YOUR GOAL »
Going through the material below, please gather all lines with the word "свыше" in them.

======== ITEMS

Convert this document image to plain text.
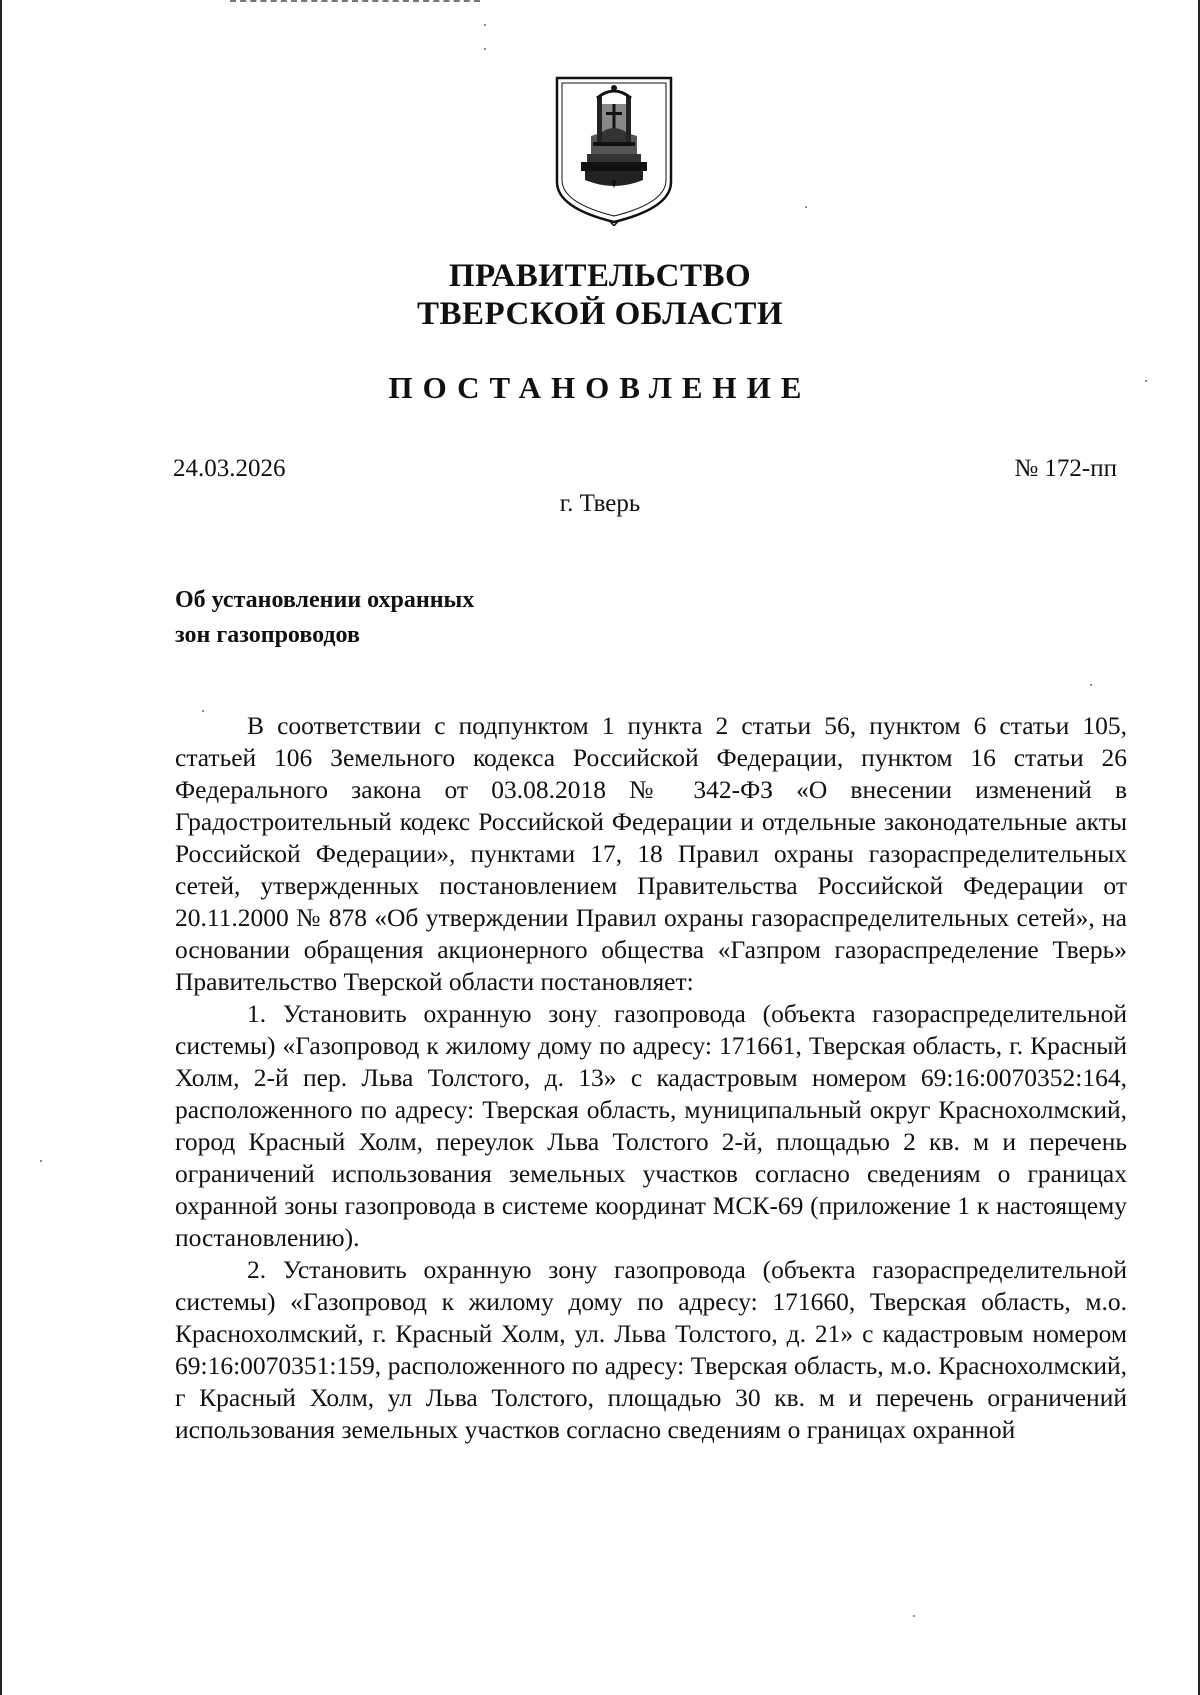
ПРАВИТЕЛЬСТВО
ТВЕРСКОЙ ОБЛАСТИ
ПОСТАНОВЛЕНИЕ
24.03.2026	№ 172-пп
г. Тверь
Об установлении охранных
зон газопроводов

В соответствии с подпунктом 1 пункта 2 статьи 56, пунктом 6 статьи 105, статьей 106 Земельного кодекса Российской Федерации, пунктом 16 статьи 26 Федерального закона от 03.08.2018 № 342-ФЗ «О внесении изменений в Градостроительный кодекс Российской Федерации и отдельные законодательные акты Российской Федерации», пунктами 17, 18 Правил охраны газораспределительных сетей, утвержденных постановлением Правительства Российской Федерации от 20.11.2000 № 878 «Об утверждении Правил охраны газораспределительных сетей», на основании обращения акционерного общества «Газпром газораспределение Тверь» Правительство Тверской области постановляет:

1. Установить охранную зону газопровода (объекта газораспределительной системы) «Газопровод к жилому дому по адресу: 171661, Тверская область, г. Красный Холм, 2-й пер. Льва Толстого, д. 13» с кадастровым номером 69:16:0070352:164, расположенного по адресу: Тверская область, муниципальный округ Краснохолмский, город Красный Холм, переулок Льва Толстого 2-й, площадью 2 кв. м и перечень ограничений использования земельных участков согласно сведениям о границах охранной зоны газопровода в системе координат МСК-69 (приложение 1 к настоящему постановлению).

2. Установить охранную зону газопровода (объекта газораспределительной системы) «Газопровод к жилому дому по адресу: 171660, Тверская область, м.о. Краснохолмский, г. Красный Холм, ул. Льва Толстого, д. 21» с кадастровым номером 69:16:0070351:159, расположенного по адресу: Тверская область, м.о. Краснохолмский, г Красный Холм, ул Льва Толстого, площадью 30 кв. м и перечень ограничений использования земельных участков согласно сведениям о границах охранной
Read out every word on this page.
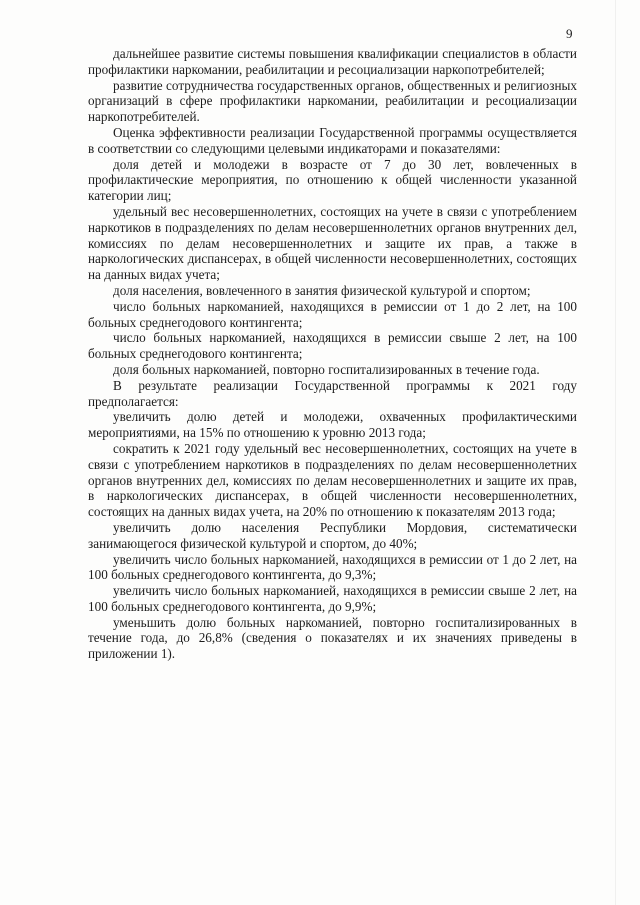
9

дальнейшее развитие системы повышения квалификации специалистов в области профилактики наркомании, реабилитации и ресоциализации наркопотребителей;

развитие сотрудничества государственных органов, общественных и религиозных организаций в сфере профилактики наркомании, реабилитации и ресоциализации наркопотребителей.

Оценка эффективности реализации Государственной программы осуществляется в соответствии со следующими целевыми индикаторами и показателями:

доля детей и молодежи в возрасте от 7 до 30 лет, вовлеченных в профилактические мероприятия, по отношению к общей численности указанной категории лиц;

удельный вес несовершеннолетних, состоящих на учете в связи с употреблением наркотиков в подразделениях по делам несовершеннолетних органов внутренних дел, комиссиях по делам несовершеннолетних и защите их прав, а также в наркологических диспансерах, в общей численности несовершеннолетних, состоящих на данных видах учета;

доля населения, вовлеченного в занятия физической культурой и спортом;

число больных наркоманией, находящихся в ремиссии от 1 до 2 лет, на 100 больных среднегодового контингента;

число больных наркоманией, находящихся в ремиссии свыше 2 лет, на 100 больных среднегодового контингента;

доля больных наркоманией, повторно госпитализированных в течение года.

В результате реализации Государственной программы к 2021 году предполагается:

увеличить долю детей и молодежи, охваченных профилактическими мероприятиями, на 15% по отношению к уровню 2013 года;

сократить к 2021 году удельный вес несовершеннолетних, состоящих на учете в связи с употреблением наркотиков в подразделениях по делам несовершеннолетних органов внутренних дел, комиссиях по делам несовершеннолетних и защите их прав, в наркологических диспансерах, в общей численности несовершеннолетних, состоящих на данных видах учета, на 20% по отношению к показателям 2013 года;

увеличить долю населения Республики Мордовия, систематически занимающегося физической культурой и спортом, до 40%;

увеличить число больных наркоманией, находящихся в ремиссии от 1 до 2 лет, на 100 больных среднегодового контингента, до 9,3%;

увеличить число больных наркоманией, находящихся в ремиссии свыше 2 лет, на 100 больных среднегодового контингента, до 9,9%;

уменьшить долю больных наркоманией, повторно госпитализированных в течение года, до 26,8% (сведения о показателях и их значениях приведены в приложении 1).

================

RESULT OF THE TASK »
число больных наркоманией, находящихся в ремиссии свыше 2 лет, на 100 больных среднегодового контингента;
увеличить число больных наркоманией, находящихся в ремиссии свыше 2 лет, на 100 больных среднегодового контингента, до 9,9%;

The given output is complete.